Goal 1: Reproduce the Miami Beach infrastructure text in full, without any change.

_ _ _ _ _ _ _

But in Miami Beach, where everything seems to be more colorful and dramatic than most American cities, the latest round of infrastructure investments combine flamboyance and function. The city’s parking garages are featured in the Wall Street Journal, Lebron James is a fan of its bikeshare system, and the expanding network of streetscape and trail improvements weave the city together, from beach to bay.
“It is a coordinated effort,” says Richard Lorber, acting planning director. “Decobike has become a part of the city and we’ve incorporated it into our transportation thinking.” Likewise with streetscape improvements; despite initial concern about losing on-street parking spaces, residents recognize that the curb bump-outs, streetscaping, and landscaping add value to their properties.
High-style parking garages
Miami Beach has gotten the most press coverage for its public and private parking garages and in fact has set a new standard for not only garage design, but their integration with streets and city life. Architects whose names are usually attached to symphony halls and art museums are undertaking what used to be a pretty dull commission.
Herzog and deMeuron’s 1111 Lincoln Road garage functions equally as a party space, a retail anchor, and parking garage. Enrique Norten’s refined Park @420 pulls Lincoln Road’s retail activity around the corner, while Arquitectonica’s Purdy Avenue garage is also a retail anchor for Sunset Harbor, an emerging mixed-use neighborhood. Frank Gehry’s public garage, sheathed in steel mesh recalling his signature chain link, is lit to drift through a color palette that mirrors Miami sunsets. Zaha Hadid is proposing a structure that will swoop over a street and create a pedestrian plaza.

_ _ _ _ _ _ _

Goal 2: In the entries, rewrite the stretch from the line containing "tip-line: 완치 때까지: [452, 117, 501, 129]" through the line containing "entry-22-line: 확진 결과는", swapping "divider" for "separator" and leaving everything else unchanged. Return only those lines.

Records of where elements appear:
_ _ _ _ _ _ _

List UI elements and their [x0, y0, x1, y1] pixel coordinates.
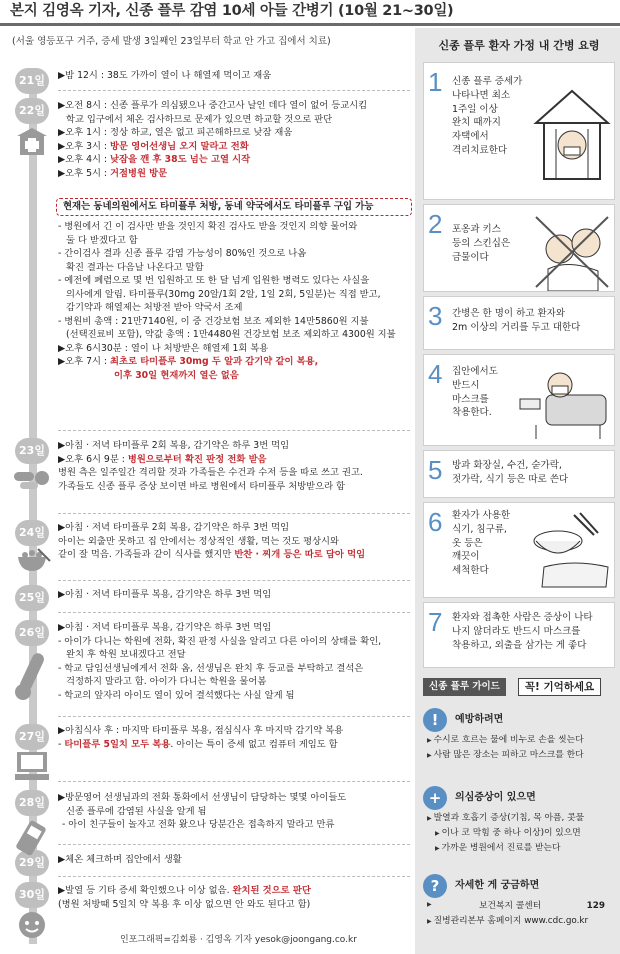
tip-line: 완치 때까지: [452, 117, 501, 129]
tip-number: 5: [428, 455, 443, 485]
page-title: 본지 김영옥 기자, 신종 플루 감염 10세 아들 간병기 (10월 21~30일): [0, 0, 620, 26]
tip-text: [452, 75, 522, 158]
hospital-icon: [14, 127, 50, 157]
plus-icon: +: [423, 786, 447, 810]
no-hugging-illustration: [528, 209, 612, 291]
divider: [58, 430, 410, 431]
entry-22-detail: [58, 221, 408, 384]
divider: [58, 90, 410, 91]
subtitle: (서울 영등포구 거주, 증세 발생 3일째인 23일부터 학교 안 가고 집에서 치료): [12, 36, 331, 47]
divider: [58, 612, 410, 613]
guide-remember-box: 꼭! 기억하세요: [518, 678, 601, 696]
day-badge-23: 23일: [15, 438, 49, 464]
tip-line: 격리치료한다: [452, 144, 508, 156]
suspect-title: [423, 786, 615, 810]
question-icon: ?: [423, 874, 447, 898]
pills-icon: [12, 466, 52, 490]
tip-line: 포옹과 키스: [452, 224, 501, 235]
tip-6: [423, 502, 615, 598]
detail-section: [423, 874, 615, 928]
highlight-text: 최초로 타미플루 30mg 두 알과 감기약 같이 복용,: [110, 356, 319, 368]
suspect-title-text: 의심증상이 있으면: [455, 792, 536, 804]
tip-2: [423, 204, 615, 292]
entry-30: [58, 885, 408, 912]
divider: [58, 513, 410, 514]
highlight-text: 타미플루 5일치 모두 복용: [64, 738, 171, 750]
child-face-icon: [14, 908, 50, 940]
entry-27: [58, 725, 408, 752]
entry-24-line: 아이는 외출만 못하고 집 안에서는 정상적인 생활, 먹는 것도 평상시와: [58, 535, 340, 547]
cdc-website-item: ▶ 질병관리본부 홈페이지 www.cdc.go.kr: [427, 916, 615, 928]
time-label: ▶오후 3시 :: [58, 140, 111, 152]
day-badge-22: 22일: [15, 98, 49, 124]
tip-line: 젓가락, 식기 등은 따로 쓴다: [452, 473, 569, 485]
suspect-item-text: 이나 코 막힘 중 하나 이상)이 있으면: [441, 827, 581, 838]
entry-22-line: 둘 다 받겠다고 함: [66, 234, 138, 246]
mask-on-sofa-illustration: [516, 359, 612, 443]
detail-title-text: 자세한 게 궁금하면: [455, 880, 540, 892]
tip-3: [423, 296, 615, 350]
guide-tag: 신종 플루 가이드: [423, 678, 506, 697]
tip-text: [452, 307, 580, 335]
highlight-text: 거점병원 방문: [110, 167, 168, 179]
entry-22-line: 확진 결과는 다음날 나온다고 말함: [66, 261, 204, 273]
day-badge-24: 24일: [15, 520, 49, 546]
care-tips-heading: 신종 플루 환자 가정 내 간병 요령: [438, 38, 600, 52]
tip-text: [452, 509, 510, 578]
entry-27-line: ▶아침식사 후 : 마지막 타미플루 복용, 점심식사 후 마지막 감기약 복용: [58, 725, 344, 736]
time-label: ▶오후 5시 :: [58, 167, 111, 179]
entry-28-line: - 아이 친구들이 놀자고 전화 왔으나 당분간은 접촉하지 말라고 만류: [62, 819, 335, 831]
tip-line: 환자와 접촉한 사람은 증상이 나타: [452, 612, 593, 623]
prevent-title-text: 예방하려면: [455, 714, 504, 726]
tip-line: 세척한다: [452, 565, 489, 577]
entry-27-line: [58, 739, 408, 752]
entry-23-line: 병원 측은 일주일간 격리할 것과 가족들은 수건과 수저 등을 따로 쓰고 권고.: [58, 467, 363, 479]
tip-line: 1주일 이상: [452, 103, 498, 115]
entry-28-line: 신종 플루에 감염된 사실을 알게 됨: [66, 805, 207, 817]
highlight-text: 완치된 것으로 판단: [232, 885, 311, 896]
entry-28-line: ▶방문영어 선생님과의 전화 통화에서 선생님이 담당하는 몇몇 아이들도: [58, 792, 347, 803]
current-note-text: 현재는 동네의원에서도 타미플루 처방, 동네 약국에서도 타미플루 구입 가능: [63, 200, 374, 212]
tip-line: 환자가 사용한: [452, 510, 511, 521]
care-tips-column: [415, 28, 620, 954]
tip-text: [452, 459, 568, 487]
entry-27-text: -: [58, 738, 65, 750]
tip-number: 4: [428, 359, 443, 389]
tip-line: 간병은 한 명이 하고 환자와: [452, 308, 566, 319]
callcenter-number: 129: [586, 901, 605, 911]
tip-line: 집안에서도: [452, 366, 498, 377]
highlight-text: 병원으로부터 확진 판정 전화 받음: [127, 453, 267, 465]
tip-number: 3: [428, 301, 443, 331]
entry-26-line: - 아이가 다니는 학원에 전화, 확진 판정 사실을 알리고 다른 아이의 상태를 확인,: [58, 635, 382, 647]
entry-22-line: [58, 356, 408, 369]
entry-21: [58, 70, 408, 84]
entry-22-line: 의사에게 알림. 타미플루(30mg 20알/1회 2알, 1일 2회, 5일분)는 직접 받고,: [66, 288, 381, 300]
tip-line: 깨끗이: [452, 551, 480, 563]
suspect-section: [423, 786, 615, 855]
entry-22-line: 감기약과 해열제는 처방전 받아 약국서 조제: [66, 302, 243, 314]
mobile-phone-icon: [14, 818, 50, 858]
current-note-box: [56, 198, 412, 216]
suspect-item-cont: [435, 843, 615, 855]
entry-26-line: 걱정하지 말라고 함. 아이가 다니는 학원을 물어봄: [66, 676, 267, 688]
time-label: ▶오후 4시 :: [58, 154, 111, 166]
tip-number: 1: [428, 67, 443, 97]
divider: [58, 876, 410, 877]
computer-icon: [12, 750, 52, 782]
tip-line: 식기, 침구류,: [452, 523, 507, 535]
suspect-item-cont: [435, 828, 615, 840]
tip-4: [423, 354, 615, 446]
day-badge-26: 26일: [15, 620, 49, 646]
entry-22-line: [58, 141, 408, 154]
diary-column: [0, 28, 415, 954]
tip-line: 옷 등은: [452, 537, 483, 549]
entry-26-line: - 학교의 앞자리 아이도 열이 있어 결석했다는 사실 알게 됨: [58, 689, 295, 701]
entry-22-line: [58, 154, 408, 167]
entry-22-line: 학교 입구에서 체온 검사하므로 문제가 있으면 하교할 것으로 판단: [66, 113, 333, 125]
tip-line: 나타나면 최소: [452, 89, 511, 101]
tip-number: 6: [428, 507, 443, 537]
credit-line: 인포그래픽=김회룡 · 김영옥 기자 yesok@joongang.co.kr: [120, 935, 357, 945]
highlight-text: 이후 30일 현재까지 열은 없음: [114, 370, 239, 382]
entry-29: [58, 854, 408, 868]
tip-line: 착용한다.: [452, 407, 492, 419]
highlight-text: 방문 영어선생님 오지 말라고 전화: [110, 140, 249, 152]
entry-24-line: [58, 549, 408, 562]
entry-22-line: - 병원에서 긴 이 검사만 받을 것인지 확진 검사도 받을 것인지 의향 물어와: [58, 221, 358, 232]
entry-30-line: (병원 처방때 5일치 약 복용 후 이상 없으면 안 와도 된다고 함): [58, 898, 311, 910]
entry-23-line: ▶아침 · 저녁 타미플루 2회 복용, 감기약은 하루 3번 먹임: [58, 440, 290, 451]
entry-22-line: ▶오후 1시 : 정상 하교, 열은 없고 피곤해하므로 낮잠 재움: [58, 127, 293, 139]
entry-23: [58, 440, 408, 494]
entry-22-line: ▶오후 6시30분 : 열이 나 처방받은 해열제 1회 복용: [58, 342, 269, 354]
tip-5: [423, 450, 615, 498]
entry-22-line: - 예전에 폐렴으로 몇 번 입원하고 또 한 달 넘게 입원한 병력도 있다는 사실을: [58, 275, 370, 287]
tip-line: 등의 스킨십은: [452, 237, 511, 249]
entry-30-text: ▶발열 등 기타 증세 확인했으나 이상 없음.: [58, 885, 233, 896]
exclamation-icon: !: [423, 708, 447, 732]
tip-text: [452, 611, 593, 652]
entry-22-line: - 병원비 총액 : 21만7140원, 이 중 건강보험 보조 제외한 14만5860원 지불: [58, 315, 369, 327]
tip-line: 마스크를: [452, 393, 489, 405]
tip-text: [452, 365, 498, 420]
entry-23-line: 가족들도 신종 플루 증상 보이면 바로 병원에서 타미플루 처방받으라 함: [58, 480, 346, 492]
tip-line: 자택에서: [452, 131, 489, 143]
suspect-item: ▶ 발열과 호흡기 증상(기침, 목 아픔, 콧물: [427, 813, 615, 825]
entry-27-text: . 아이는 특이 증세 없고 컴퓨터 게임도 함: [170, 738, 338, 750]
divider: [58, 844, 410, 845]
divider: [58, 781, 410, 782]
tip-line: 2m 이상의 거리를 두고 대한다: [452, 321, 581, 333]
entry-30-line: [58, 885, 408, 898]
entry-26: [58, 622, 408, 703]
entry-29-line: ▶체온 체크하며 집안에서 생활: [58, 854, 182, 865]
day-badge-28: 28일: [15, 790, 49, 816]
entry-26-line: ▶아침 · 저녁 타미플루 복용, 감기약은 하루 3번 먹임: [58, 622, 272, 633]
callcenter-label: ▶ 보건복지 콜센터: [478, 901, 542, 911]
callcenter-item: [427, 901, 615, 913]
entry-28: [58, 792, 408, 833]
entry-22: [58, 100, 408, 181]
house-quarantine-illustration: [532, 83, 612, 183]
tip-line: 반드시: [452, 379, 480, 391]
prevent-title: [423, 708, 615, 732]
prevent-section: [423, 708, 615, 762]
suspect-item-text: 가까운 병원에서 진료를 받는다: [441, 842, 561, 853]
entry-25: [58, 589, 408, 603]
tip-line: 방과 화장실, 수건, 숟가락,: [452, 460, 562, 471]
dishes-and-bedding-illustration: [524, 511, 612, 591]
entry-24: [58, 522, 408, 563]
entry-23-line: [58, 454, 408, 467]
tip-line: 나지 않더라도 반드시 마스크를: [452, 625, 581, 637]
highlight-text: 낮잠을 깬 후 38도 넘는 고열 시작: [110, 154, 251, 166]
day-badge-21: 21일: [15, 68, 49, 94]
tip-line: 신종 플루 증세가: [452, 76, 523, 87]
entry-22-line: - 간이검사 결과 신종 플루 감염 가능성이 80%인 것으로 나옴: [58, 248, 307, 260]
entry-24-line: ▶아침 · 저녁 타미플루 2회 복용, 감기약은 하루 3번 먹임: [58, 522, 290, 533]
entry-21-line-1: ▶밤 12시 : 38도 가까이 열이 나 해열제 먹이고 재움: [58, 70, 272, 81]
highlight-text: 반찬 · 찌개 등은 따로 담아 먹임: [234, 549, 366, 561]
entry-22-line: ▶오전 8시 : 신종 플루가 의심됐으나 중간고사 날인 데다 열이 없어 등교시킴: [58, 100, 368, 111]
entry-22-line: (선택진료비 포함), 약값 총액 : 1만4480원 건강보험 보조 제외하고 4300원 지불: [66, 329, 396, 341]
tip-line: 금물이다: [452, 251, 489, 263]
entry-26-line: 완치 후 학원 보내겠다고 전달: [66, 649, 186, 661]
prevent-item: ▶ 수시로 흐르는 물에 비누로 손을 씻는다: [427, 735, 615, 747]
entry-22-line: [58, 168, 408, 181]
thermometer-icon: [12, 648, 52, 704]
flu-guide-header: [423, 676, 615, 698]
day-badge-25: 25일: [15, 585, 49, 611]
entry-24-text: 같이 잘 먹음. 가족들과 같이 식사를 했지만: [58, 549, 235, 561]
entry-26-line: - 학교 담임선생님에게서 전화 옴, 선생님은 완치 후 등교를 부탁하고 결석은: [58, 662, 364, 674]
tip-line: 착용하고, 외출을 삼가는 게 좋다: [452, 639, 587, 651]
tip-number: 2: [428, 209, 443, 239]
day-badge-27: 27일: [15, 724, 49, 750]
tip-1: [423, 62, 615, 200]
tip-number: 7: [428, 607, 443, 637]
time-label: ▶오후 6시 9분 :: [58, 453, 128, 465]
divider: [58, 716, 410, 717]
entry-25-line: ▶아침 · 저녁 타미플루 복용, 감기약은 하루 3번 먹임: [58, 589, 272, 600]
detail-title: [423, 874, 615, 898]
rice-bowl-icon: [12, 547, 52, 573]
tip-text: [452, 223, 510, 264]
tip-7: [423, 602, 615, 668]
time-label: ▶오후 7시 :: [58, 356, 111, 368]
day-badge-29: 29일: [15, 850, 49, 876]
divider: [58, 580, 410, 581]
day-badge-30: 30일: [15, 882, 49, 908]
prevent-item: ▶ 사람 많은 장소는 피하고 마스크를 한다: [427, 750, 615, 762]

_ _ _ _ _ _ _

Exercise solution 1:
But in Miami Beach, where everything seems to be more colorful and dramatic than most American cities, the latest round of infrastructure investments combine flamboyance and function. The city’s parking garages are featured in the Wall Street Journal, Lebron James is a fan of its bikeshare system, and the expanding network of streetscape and trail improvements weave the city together, from beach to bay.
“It is a coordinated effort,” says Richard Lorber, acting planning director. “Decobike has become a part of the city and we’ve incorporated it into our transportation thinking.” Likewise with streetscape improvements; despite initial concern about losing on-street parking spaces, residents recognize that the curb bump-outs, streetscaping, and landscaping add value to their properties.
High-style parking garages
Miami Beach has gotten the most press coverage for its public and private parking garages and in fact has set a new standard for not only garage design, but their integration with streets and city life. Architects whose names are usually attached to symphony halls and art museums are undertaking what used to be a pretty dull commission.
Herzog and deMeuron’s 1111 Lincoln Road garage functions equally as a party space, a retail anchor, and parking garage. Enrique Norten’s refined Park @420 pulls Lincoln Road’s retail activity around the corner, while Arquitectonica’s Purdy Avenue garage is also a retail anchor for Sunset Harbor, an emerging mixed-use neighborhood. Frank Gehry’s public garage, sheathed in steel mesh recalling his signature chain link, is lit to drift through a color palette that mirrors Miami sunsets. Zaha Hadid is proposing a structure that will swoop over a street and create a pedestrian plaza.

Exercise solution 2:
tip-line: 완치 때까지: [452, 117, 501, 129]
tip-number: 5: [428, 455, 443, 485]
page-title: 본지 김영옥 기자, 신종 플루 감염 10세 아들 간병기 (10월 21~30일): [0, 0, 620, 26]
tip-text: [452, 75, 522, 158]
hospital-icon: [14, 127, 50, 157]
plus-icon: +: [423, 786, 447, 810]
no-hugging-illustration: [528, 209, 612, 291]
separator: [58, 430, 410, 431]
entry-22-detail: [58, 221, 408, 384]
separator: [58, 90, 410, 91]
subtitle: (서울 영등포구 거주, 증세 발생 3일째인 23일부터 학교 안 가고 집에서 치료): [12, 36, 331, 47]
separator: [58, 612, 410, 613]
guide-remember-box: 꼭! 기억하세요: [518, 678, 601, 696]
day-badge-23: 23일: [15, 438, 49, 464]
tip-line: 격리치료한다: [452, 144, 508, 156]
suspect-title: [423, 786, 615, 810]
question-icon: ?: [423, 874, 447, 898]
pills-icon: [12, 466, 52, 490]
tip-line: 포옹과 키스: [452, 224, 501, 235]
tip-6: [423, 502, 615, 598]
detail-section: [423, 874, 615, 928]
highlight-text: 최초로 타미플루 30mg 두 알과 감기약 같이 복용,: [110, 356, 319, 368]
suspect-title-text: 의심증상이 있으면: [455, 792, 536, 804]
tip-2: [423, 204, 615, 292]
entry-30: [58, 885, 408, 912]
separator: [58, 513, 410, 514]
highlight-text: 타미플루 5일치 모두 복용: [64, 738, 171, 750]
child-face-icon: [14, 908, 50, 940]
entry-27: [58, 725, 408, 752]
entry-24-line: 아이는 외출만 못하고 집 안에서는 정상적인 생활, 먹는 것도 평상시와: [58, 535, 340, 547]
cdc-website-item: ▶ 질병관리본부 홈페이지 www.cdc.go.kr: [427, 916, 615, 928]
time-label: ▶오후 3시 :: [58, 140, 111, 152]
day-badge-22: 22일: [15, 98, 49, 124]
tip-line: 젓가락, 식기 등은 따로 쓴다: [452, 473, 569, 485]
suspect-item-text: 이나 코 막힘 중 하나 이상)이 있으면: [441, 827, 581, 838]
entry-22-line: 둘 다 받겠다고 함: [66, 234, 138, 246]
mask-on-sofa-illustration: [516, 359, 612, 443]
detail-title-text: 자세한 게 궁금하면: [455, 880, 540, 892]
tip-3: [423, 296, 615, 350]
guide-tag: 신종 플루 가이드: [423, 678, 506, 697]
tip-text: [452, 307, 580, 335]
highlight-text: 거점병원 방문: [110, 167, 168, 179]
entry-22-line: 확진 결과는 다음날 나온다고 말함: [66, 261, 204, 273]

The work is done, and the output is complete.